**AIM**
Take every line from the material that has the word "content" in it.

## BEGIN

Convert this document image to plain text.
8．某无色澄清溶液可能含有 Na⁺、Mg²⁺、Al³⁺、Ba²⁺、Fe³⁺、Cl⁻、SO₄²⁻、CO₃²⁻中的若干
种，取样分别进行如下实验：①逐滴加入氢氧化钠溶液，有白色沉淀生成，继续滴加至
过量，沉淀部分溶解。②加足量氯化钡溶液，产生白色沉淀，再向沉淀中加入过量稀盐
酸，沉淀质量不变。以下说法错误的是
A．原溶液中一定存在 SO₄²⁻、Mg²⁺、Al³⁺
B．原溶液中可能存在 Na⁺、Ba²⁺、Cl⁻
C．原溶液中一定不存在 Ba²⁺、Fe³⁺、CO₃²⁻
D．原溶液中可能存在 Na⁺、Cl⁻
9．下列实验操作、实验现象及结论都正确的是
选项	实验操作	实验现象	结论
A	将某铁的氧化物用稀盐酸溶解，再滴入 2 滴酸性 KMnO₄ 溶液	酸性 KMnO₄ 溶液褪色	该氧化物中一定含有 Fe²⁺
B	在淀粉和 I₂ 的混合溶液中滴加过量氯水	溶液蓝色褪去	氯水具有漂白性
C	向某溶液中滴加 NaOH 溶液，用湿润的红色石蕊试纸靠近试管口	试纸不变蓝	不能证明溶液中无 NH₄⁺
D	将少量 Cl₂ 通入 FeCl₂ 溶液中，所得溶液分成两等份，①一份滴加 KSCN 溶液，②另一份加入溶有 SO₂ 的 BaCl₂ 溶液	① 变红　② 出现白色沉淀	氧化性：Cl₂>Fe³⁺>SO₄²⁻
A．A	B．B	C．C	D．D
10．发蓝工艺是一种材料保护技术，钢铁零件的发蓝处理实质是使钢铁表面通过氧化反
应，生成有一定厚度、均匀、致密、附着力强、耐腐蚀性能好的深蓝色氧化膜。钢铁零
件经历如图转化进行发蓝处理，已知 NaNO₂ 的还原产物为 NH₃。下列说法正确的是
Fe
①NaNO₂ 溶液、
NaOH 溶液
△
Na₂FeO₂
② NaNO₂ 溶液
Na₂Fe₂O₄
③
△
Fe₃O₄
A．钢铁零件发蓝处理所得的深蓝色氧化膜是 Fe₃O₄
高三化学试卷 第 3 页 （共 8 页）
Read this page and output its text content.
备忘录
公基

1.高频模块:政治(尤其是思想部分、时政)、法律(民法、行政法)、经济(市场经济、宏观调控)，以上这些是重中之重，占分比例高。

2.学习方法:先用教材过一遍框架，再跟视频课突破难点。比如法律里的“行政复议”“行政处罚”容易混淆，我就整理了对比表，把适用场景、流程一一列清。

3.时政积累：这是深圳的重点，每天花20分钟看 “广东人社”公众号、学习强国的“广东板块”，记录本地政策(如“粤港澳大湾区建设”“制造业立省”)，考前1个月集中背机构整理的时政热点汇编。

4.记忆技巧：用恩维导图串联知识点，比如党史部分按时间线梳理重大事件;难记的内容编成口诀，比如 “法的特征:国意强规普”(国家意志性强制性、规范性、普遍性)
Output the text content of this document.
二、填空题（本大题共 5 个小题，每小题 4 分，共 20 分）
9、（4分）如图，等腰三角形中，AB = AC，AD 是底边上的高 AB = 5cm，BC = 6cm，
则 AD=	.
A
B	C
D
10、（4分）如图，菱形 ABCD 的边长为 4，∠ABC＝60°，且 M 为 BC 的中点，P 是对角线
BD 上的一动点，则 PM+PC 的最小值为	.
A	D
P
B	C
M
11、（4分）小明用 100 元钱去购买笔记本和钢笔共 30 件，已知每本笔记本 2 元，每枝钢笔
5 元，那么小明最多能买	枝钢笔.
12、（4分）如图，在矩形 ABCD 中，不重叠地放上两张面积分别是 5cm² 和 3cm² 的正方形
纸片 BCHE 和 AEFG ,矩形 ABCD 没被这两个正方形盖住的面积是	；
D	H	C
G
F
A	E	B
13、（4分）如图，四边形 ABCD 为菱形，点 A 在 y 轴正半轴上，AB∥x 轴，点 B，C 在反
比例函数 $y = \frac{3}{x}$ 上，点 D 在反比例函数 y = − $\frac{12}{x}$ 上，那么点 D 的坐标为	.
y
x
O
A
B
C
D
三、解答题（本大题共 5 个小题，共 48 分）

## END

**EXERCISE OUTPUT**
Read this page and output its text content.
Output the text content of this document.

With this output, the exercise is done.